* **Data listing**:
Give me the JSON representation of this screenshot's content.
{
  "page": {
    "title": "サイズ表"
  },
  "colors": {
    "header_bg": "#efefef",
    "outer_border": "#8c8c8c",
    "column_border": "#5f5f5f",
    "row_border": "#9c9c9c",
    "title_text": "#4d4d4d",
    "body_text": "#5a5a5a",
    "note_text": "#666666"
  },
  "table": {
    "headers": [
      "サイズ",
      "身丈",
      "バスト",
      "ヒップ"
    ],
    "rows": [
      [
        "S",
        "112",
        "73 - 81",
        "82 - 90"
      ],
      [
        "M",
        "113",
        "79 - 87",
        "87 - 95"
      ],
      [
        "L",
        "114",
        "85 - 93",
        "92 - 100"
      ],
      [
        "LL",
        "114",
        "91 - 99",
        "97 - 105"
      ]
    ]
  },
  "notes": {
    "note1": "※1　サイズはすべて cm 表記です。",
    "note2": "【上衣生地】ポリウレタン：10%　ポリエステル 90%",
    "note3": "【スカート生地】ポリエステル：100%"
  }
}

* **Written task**:
Write out the entries above word for word.

* **Exercise output**:
Give me the JSON representation of this screenshot's content.
{
  "page": {
    "title": "サイズ表"
  },
  "colors": {
    "header_bg": "#efefef",
    "outer_border": "#8c8c8c",
    "column_border": "#5f5f5f",
    "row_border": "#9c9c9c",
    "title_text": "#4d4d4d",
    "body_text": "#5a5a5a",
    "note_text": "#666666"
  },
  "table": {
    "headers": [
      "サイズ",
      "身丈",
      "バスト",
      "ヒップ"
    ],
    "rows": [
      [
        "S",
        "112",
        "73 - 81",
        "82 - 90"
      ],
      [
        "M",
        "113",
        "79 - 87",
        "87 - 95"
      ],
      [
        "L",
        "114",
        "85 - 93",
        "92 - 100"
      ],
      [
        "LL",
        "114",
        "91 - 99",
        "97 - 105"
      ]
    ]
  },
  "notes": {
    "note1": "※1　サイズはすべて cm 表記です。",
    "note2": "【上衣生地】ポリウレタン：10%　ポリエステル 90%",
    "note3": "【スカート生地】ポリエステル：100%"
  }
}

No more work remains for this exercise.